• Direction: Copy out each line of the material below that holds the string "JSON".

• Material provided:
----------
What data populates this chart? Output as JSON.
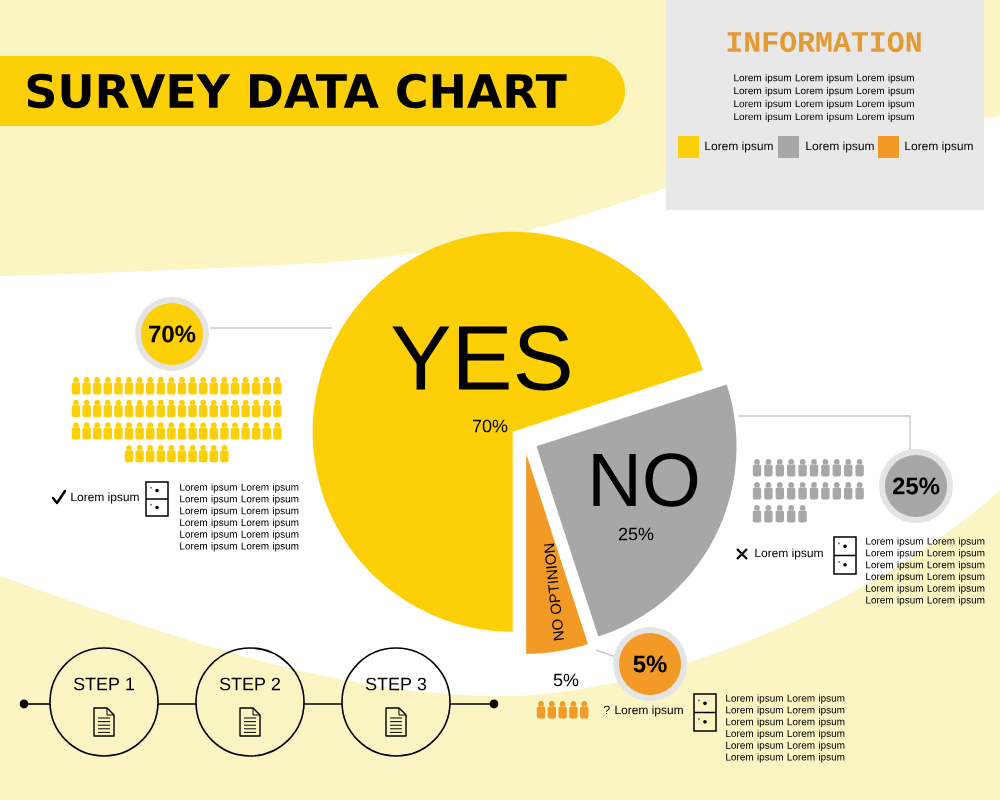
{
  "chart_data": {
    "type": "pie",
    "title": "SURVEY DATA CHART",
    "categories": [
      "YES",
      "NO",
      "NO OPTINION"
    ],
    "values": [
      70,
      25,
      5
    ],
    "colors": [
      "#fccf06",
      "#a7a7a7",
      "#f39a26"
    ],
    "value_labels": [
      "70%",
      "25%",
      "5%"
    ],
    "annotations": [
      "INFORMATION",
      "Lorem ipsum Lorem ipsum Lorem ipsum Lorem ipsum Lorem ipsum Lorem ipsum Lorem ipsum Lorem ipsum Lorem ipsum Lorem ipsum Lorem ipsum Lorem ipsum",
      "Lorem ipsum",
      "Lorem ipsum",
      "Lorem ipsum",
      "70%",
      "Lorem ipsum",
      "Lorem ipsum Lorem ipsum Lorem ipsum Lorem ipsum Lorem ipsum Lorem ipsum Lorem ipsum Lorem ipsum Lorem ipsum Lorem ipsum Lorem ipsum Lorem ipsum",
      "25%",
      "Lorem ipsum",
      "Lorem ipsum Lorem ipsum Lorem ipsum Lorem ipsum Lorem ipsum Lorem ipsum Lorem ipsum Lorem ipsum Lorem ipsum Lorem ipsum Lorem ipsum Lorem ipsum",
      "5%",
      "? Lorem ipsum",
      "Lorem ipsum Lorem ipsum Lorem ipsum Lorem ipsum Lorem ipsum Lorem ipsum Lorem ipsum Lorem ipsum Lorem ipsum Lorem ipsum Lorem ipsum Lorem ipsum",
      "STEP 1",
      "STEP 2",
      "STEP 3"
    ]
  }
}
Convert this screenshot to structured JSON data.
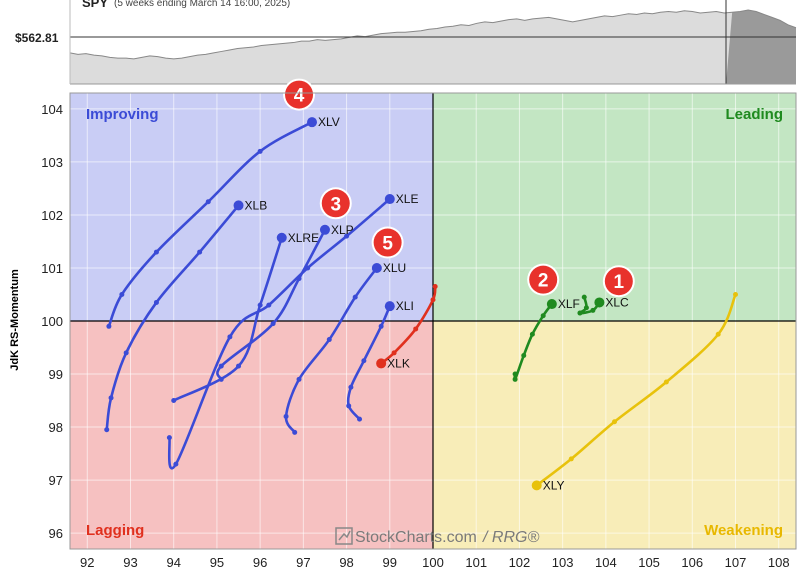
----------
• Full answer:
What data populates this chart? Output as JSON.
Convert this screenshot to structured JSON data.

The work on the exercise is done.